■ Set exercise: State the count of lines below in which the word "穴吹学園ホール" appears, and add nothing.

Start of Record set

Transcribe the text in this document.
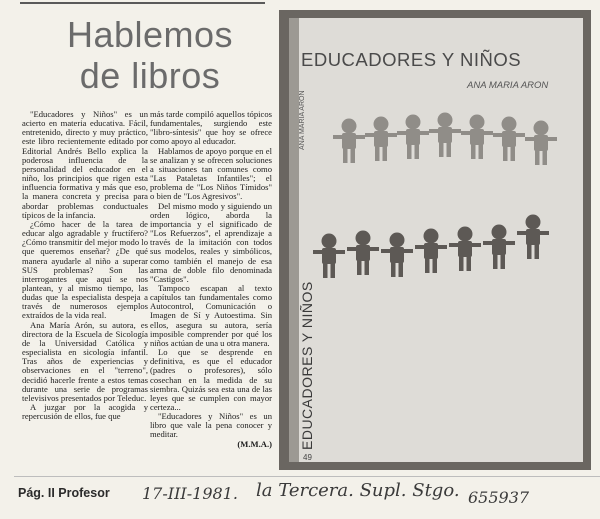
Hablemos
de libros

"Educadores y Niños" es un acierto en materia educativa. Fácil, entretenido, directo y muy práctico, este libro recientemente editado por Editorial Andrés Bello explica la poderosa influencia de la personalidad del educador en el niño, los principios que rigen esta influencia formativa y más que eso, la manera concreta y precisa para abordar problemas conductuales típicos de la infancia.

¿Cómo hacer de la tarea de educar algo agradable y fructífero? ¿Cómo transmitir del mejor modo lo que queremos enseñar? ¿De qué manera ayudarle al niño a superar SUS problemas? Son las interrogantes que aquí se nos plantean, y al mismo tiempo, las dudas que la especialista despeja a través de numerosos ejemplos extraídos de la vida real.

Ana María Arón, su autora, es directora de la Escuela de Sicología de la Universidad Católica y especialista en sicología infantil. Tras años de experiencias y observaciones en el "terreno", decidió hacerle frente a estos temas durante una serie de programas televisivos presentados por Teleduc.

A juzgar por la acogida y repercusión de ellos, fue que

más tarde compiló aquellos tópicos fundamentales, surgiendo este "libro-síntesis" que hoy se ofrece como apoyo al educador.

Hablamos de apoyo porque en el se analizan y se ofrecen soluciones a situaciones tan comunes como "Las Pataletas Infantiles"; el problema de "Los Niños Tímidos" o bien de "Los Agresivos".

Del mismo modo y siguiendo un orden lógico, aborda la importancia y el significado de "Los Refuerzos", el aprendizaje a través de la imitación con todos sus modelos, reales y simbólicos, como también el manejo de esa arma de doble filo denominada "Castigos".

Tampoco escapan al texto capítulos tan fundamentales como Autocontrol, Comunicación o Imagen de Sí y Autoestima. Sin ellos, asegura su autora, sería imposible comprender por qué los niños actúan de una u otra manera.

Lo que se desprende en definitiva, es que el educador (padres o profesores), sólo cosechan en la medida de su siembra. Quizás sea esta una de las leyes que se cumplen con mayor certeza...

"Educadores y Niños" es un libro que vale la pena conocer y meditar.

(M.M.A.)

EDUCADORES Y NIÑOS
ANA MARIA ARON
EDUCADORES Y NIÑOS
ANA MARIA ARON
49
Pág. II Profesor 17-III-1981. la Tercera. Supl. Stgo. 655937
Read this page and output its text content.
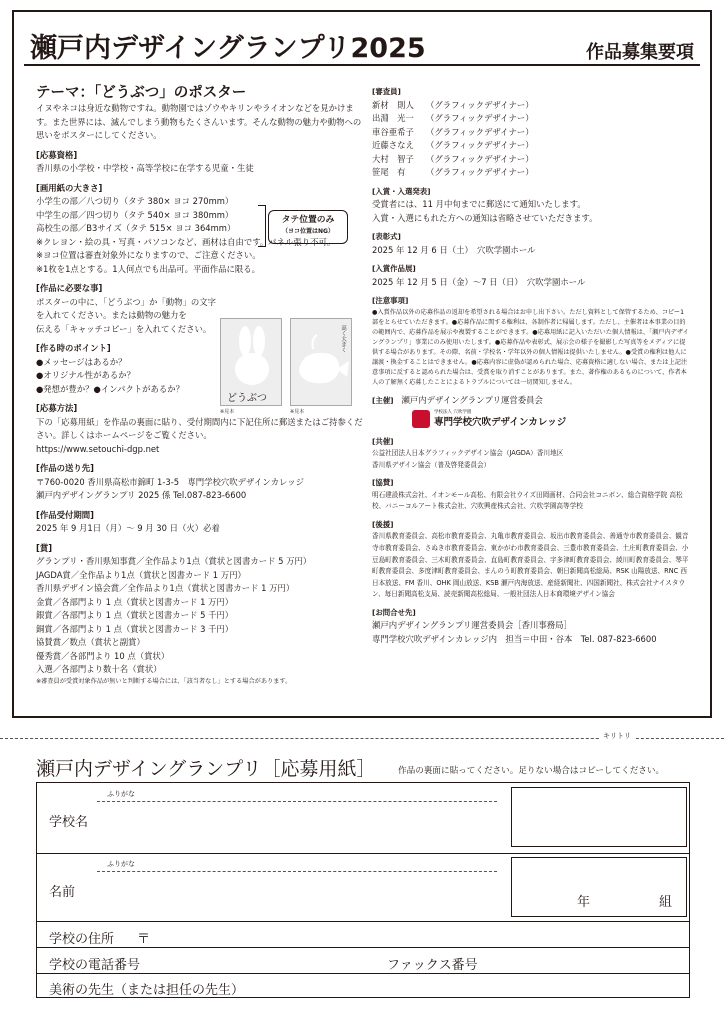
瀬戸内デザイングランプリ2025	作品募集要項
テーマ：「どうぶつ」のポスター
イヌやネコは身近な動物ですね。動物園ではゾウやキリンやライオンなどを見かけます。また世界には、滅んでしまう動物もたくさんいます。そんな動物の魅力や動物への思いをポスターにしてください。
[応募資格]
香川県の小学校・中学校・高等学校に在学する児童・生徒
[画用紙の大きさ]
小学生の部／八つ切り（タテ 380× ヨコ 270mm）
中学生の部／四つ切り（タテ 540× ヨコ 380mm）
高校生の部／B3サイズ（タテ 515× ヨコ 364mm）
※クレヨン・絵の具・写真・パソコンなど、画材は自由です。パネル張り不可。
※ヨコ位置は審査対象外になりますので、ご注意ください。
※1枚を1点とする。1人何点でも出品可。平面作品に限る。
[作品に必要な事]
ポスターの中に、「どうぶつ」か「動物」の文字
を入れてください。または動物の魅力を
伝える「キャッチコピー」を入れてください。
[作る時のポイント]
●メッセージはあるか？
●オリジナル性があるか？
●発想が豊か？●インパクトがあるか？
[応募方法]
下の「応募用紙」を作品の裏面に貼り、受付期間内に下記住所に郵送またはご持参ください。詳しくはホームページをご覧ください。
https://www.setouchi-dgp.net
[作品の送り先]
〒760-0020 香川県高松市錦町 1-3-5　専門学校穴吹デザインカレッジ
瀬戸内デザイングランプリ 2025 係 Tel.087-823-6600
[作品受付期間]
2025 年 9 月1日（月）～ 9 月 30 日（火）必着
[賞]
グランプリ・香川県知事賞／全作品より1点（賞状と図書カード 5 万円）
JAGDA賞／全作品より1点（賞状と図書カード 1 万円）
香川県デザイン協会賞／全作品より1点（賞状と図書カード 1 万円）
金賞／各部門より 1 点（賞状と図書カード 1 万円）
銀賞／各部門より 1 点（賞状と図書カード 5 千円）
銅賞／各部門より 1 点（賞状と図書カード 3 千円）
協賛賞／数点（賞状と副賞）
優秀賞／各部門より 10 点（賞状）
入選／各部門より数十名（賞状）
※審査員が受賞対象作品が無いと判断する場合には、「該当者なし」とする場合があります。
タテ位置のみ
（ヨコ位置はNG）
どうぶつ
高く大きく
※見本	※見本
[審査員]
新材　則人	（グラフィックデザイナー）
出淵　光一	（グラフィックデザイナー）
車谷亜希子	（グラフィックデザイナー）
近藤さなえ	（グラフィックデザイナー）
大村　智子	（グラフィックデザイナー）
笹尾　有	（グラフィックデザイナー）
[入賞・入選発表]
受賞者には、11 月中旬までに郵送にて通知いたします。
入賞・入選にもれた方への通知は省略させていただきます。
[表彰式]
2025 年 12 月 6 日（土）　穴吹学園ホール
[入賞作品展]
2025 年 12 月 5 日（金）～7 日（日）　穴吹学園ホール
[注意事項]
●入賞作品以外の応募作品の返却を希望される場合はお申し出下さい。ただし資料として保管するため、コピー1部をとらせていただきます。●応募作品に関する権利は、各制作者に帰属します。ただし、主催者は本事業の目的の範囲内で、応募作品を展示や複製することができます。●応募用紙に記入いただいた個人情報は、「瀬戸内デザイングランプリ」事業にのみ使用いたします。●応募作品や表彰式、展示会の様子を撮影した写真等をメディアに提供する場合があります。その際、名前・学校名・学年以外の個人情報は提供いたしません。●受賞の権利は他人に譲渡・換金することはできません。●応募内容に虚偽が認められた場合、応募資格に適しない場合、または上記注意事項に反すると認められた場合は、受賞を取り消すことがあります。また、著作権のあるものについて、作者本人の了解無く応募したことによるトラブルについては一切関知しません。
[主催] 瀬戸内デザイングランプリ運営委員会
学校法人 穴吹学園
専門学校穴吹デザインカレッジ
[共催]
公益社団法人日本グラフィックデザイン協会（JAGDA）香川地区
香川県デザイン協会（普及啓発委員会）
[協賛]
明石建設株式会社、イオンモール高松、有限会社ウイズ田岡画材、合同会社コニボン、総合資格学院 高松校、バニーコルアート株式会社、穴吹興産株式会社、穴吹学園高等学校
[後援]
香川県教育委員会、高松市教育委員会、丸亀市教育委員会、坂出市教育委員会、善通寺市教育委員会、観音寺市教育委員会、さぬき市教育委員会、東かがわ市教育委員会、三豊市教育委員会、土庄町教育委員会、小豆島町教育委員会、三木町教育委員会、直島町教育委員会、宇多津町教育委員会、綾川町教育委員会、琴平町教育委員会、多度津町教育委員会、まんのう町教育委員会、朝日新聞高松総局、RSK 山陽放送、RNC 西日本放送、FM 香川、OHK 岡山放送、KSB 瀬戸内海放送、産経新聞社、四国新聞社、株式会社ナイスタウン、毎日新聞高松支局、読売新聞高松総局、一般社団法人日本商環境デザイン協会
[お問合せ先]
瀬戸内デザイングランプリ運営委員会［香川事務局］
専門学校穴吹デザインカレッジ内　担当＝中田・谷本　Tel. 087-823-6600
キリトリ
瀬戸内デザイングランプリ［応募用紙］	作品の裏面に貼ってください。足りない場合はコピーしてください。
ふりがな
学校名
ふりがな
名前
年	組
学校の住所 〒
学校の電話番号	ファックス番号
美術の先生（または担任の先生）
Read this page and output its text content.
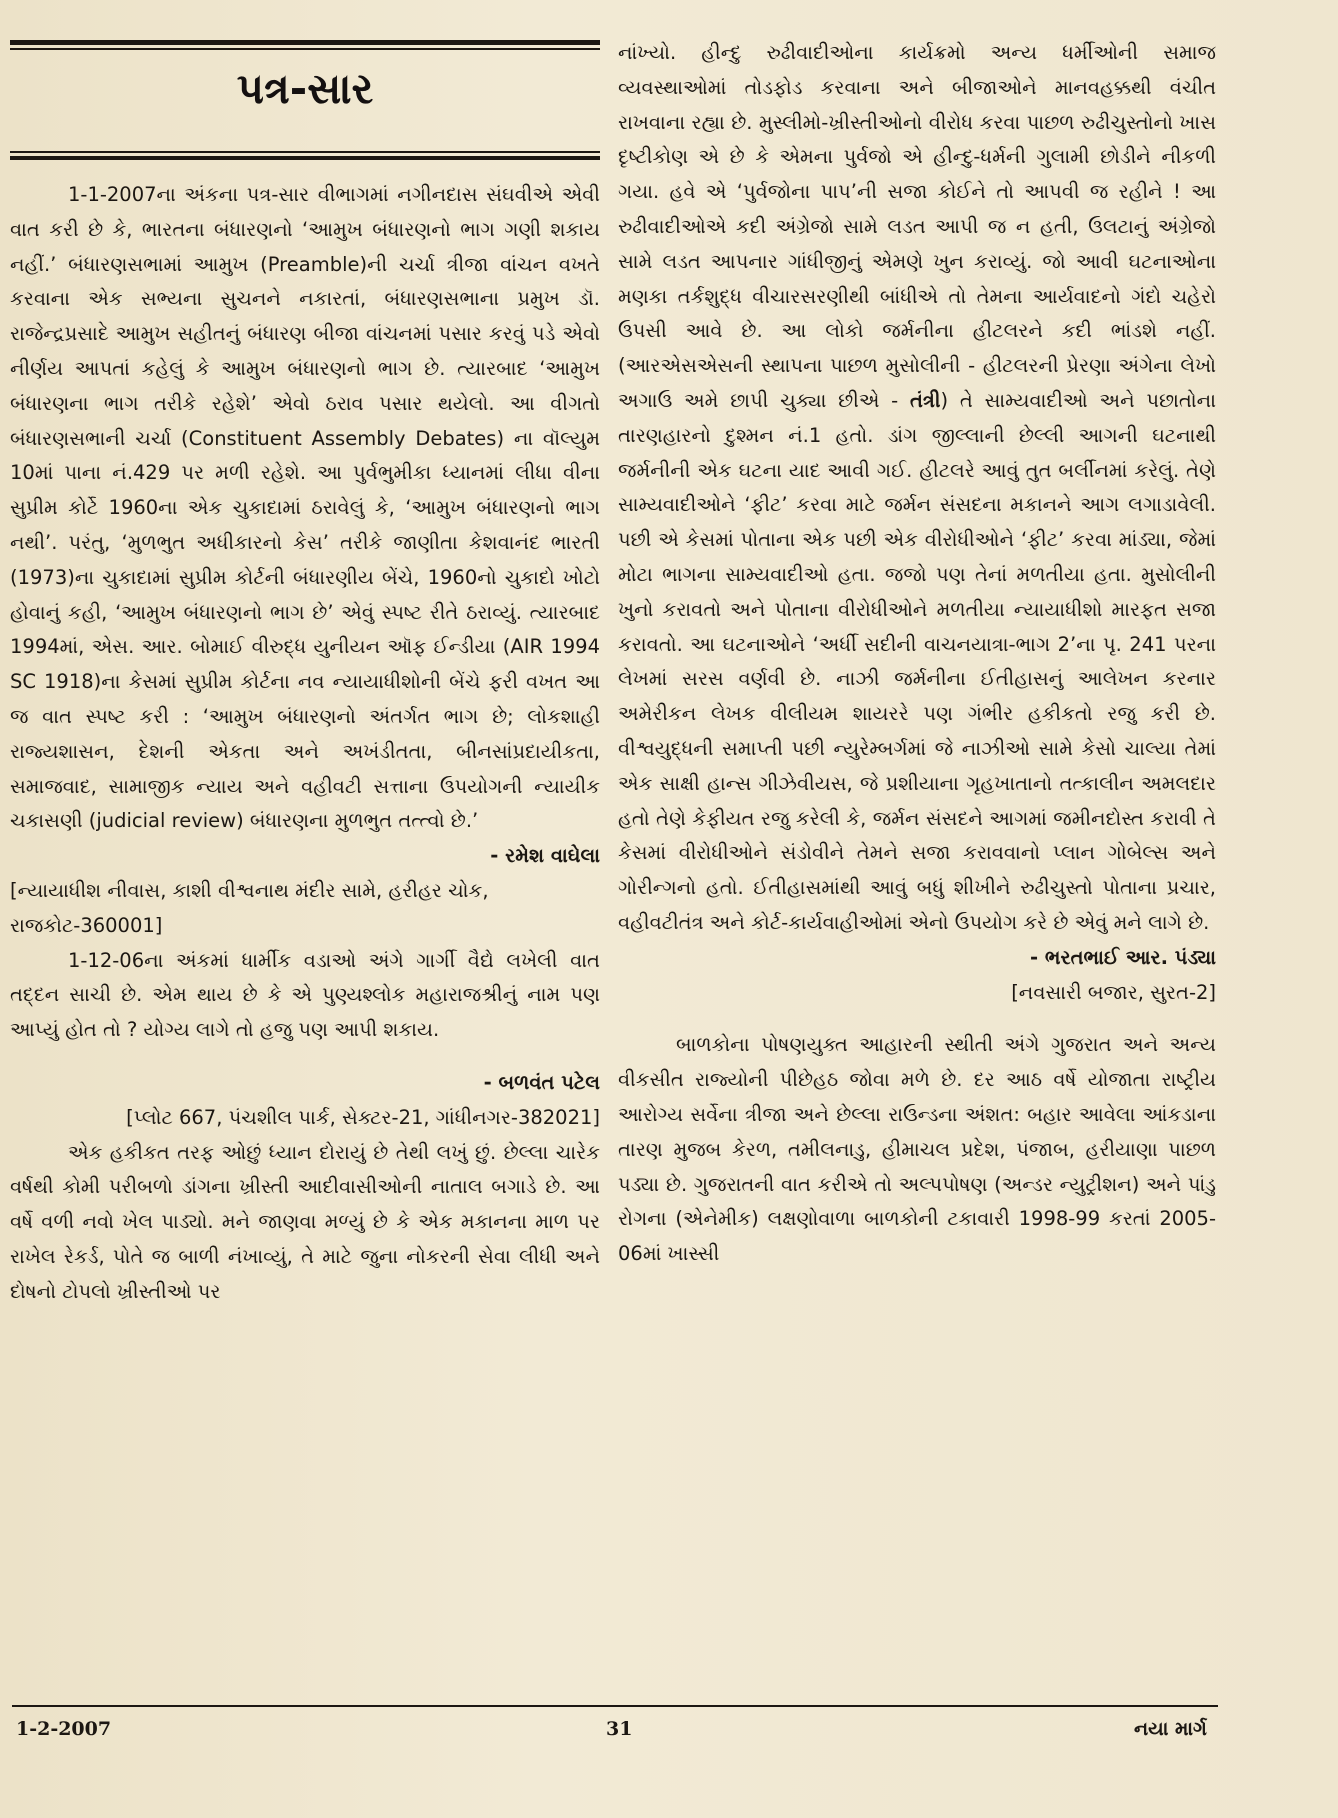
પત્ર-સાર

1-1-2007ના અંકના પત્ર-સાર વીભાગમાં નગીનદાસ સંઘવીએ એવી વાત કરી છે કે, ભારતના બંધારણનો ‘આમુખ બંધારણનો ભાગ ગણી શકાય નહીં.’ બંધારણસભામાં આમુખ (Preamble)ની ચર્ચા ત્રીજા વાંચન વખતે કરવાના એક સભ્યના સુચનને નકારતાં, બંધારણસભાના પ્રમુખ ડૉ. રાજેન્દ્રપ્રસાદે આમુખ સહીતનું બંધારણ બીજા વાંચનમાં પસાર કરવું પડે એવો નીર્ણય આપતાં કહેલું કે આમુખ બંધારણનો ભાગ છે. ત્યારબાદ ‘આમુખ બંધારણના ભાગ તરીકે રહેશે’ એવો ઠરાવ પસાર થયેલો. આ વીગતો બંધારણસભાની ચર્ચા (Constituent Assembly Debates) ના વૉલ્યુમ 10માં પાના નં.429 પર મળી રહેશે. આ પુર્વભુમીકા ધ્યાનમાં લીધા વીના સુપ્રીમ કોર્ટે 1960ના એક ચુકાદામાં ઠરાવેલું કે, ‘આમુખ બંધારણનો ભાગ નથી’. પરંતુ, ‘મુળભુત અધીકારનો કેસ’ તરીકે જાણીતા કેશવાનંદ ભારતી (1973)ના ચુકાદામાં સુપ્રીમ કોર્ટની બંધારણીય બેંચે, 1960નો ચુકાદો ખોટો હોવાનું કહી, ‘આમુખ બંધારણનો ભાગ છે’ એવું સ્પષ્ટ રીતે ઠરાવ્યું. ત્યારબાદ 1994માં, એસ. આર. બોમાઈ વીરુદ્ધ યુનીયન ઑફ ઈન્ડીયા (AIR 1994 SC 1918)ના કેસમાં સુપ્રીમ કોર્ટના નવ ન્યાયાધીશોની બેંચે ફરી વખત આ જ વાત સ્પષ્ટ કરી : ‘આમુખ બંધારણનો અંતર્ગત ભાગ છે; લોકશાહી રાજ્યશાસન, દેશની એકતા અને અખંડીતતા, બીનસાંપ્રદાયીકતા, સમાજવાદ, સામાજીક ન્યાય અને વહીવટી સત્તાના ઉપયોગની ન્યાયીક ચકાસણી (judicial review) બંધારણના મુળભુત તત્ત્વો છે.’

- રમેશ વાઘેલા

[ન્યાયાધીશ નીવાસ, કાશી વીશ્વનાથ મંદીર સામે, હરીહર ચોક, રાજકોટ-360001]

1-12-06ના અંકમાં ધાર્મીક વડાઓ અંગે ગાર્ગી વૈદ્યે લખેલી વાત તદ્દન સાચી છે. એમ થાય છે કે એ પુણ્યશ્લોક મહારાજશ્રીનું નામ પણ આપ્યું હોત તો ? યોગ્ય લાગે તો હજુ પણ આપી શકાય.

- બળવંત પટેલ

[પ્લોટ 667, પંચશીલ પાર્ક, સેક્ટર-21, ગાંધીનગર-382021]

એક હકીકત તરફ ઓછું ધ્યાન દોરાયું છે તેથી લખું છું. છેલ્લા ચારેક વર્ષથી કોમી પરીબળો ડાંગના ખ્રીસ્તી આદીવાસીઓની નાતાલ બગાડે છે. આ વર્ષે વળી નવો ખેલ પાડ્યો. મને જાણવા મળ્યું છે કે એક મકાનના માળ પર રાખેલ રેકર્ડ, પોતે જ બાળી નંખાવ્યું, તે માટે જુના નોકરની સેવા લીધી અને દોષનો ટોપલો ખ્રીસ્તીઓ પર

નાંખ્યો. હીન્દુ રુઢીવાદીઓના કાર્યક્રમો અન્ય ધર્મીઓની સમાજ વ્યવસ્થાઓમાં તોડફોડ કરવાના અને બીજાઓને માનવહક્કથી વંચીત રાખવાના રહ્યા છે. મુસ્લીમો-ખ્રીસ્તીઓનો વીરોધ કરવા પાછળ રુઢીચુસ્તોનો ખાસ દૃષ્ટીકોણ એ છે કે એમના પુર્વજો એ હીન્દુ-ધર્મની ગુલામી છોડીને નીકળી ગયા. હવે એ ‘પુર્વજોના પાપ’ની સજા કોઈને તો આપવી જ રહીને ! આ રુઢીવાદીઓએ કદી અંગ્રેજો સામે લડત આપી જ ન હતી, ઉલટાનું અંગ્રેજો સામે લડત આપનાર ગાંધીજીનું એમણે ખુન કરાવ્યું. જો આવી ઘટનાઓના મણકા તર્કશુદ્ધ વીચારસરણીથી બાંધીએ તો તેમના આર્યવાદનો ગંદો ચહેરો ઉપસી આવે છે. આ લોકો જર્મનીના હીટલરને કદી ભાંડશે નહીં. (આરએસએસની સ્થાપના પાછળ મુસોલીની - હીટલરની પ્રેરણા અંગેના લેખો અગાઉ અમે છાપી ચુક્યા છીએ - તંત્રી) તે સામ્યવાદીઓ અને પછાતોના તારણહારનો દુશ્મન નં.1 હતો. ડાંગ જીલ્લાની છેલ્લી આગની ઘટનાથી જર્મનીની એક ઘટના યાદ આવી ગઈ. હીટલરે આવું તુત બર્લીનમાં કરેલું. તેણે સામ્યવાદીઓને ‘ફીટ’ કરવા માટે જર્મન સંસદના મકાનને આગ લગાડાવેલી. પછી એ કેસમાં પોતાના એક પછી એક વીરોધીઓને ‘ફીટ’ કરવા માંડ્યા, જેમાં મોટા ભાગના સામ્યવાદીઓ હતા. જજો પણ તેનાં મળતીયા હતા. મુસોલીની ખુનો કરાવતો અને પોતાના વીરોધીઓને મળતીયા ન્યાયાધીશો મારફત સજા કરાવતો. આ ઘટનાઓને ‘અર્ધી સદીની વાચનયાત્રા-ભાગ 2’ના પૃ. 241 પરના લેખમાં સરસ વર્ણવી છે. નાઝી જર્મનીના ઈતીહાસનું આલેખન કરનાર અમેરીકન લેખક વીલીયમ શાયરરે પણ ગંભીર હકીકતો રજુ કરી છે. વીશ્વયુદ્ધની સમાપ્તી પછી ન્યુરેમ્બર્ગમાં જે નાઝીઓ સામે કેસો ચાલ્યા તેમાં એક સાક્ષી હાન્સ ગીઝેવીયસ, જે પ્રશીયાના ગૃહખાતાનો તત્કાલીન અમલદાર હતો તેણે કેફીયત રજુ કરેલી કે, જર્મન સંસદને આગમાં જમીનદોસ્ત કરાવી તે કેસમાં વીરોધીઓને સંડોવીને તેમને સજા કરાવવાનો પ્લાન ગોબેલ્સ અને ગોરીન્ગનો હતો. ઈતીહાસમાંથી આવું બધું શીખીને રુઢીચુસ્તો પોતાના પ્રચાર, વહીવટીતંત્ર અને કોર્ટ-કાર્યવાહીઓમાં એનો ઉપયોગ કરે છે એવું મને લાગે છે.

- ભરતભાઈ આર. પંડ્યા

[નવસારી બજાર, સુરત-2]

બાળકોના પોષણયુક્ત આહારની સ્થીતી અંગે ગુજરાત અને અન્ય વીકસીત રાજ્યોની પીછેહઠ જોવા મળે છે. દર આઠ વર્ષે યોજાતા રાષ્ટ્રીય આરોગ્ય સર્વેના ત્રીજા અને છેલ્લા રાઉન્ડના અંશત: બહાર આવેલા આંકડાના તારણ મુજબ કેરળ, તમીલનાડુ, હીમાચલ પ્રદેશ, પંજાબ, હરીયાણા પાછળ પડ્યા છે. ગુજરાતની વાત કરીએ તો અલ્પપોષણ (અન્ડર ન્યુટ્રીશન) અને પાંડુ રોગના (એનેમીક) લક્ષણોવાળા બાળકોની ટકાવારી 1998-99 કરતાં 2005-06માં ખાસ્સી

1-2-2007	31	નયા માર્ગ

End of Record set

■ Finished exercise: 2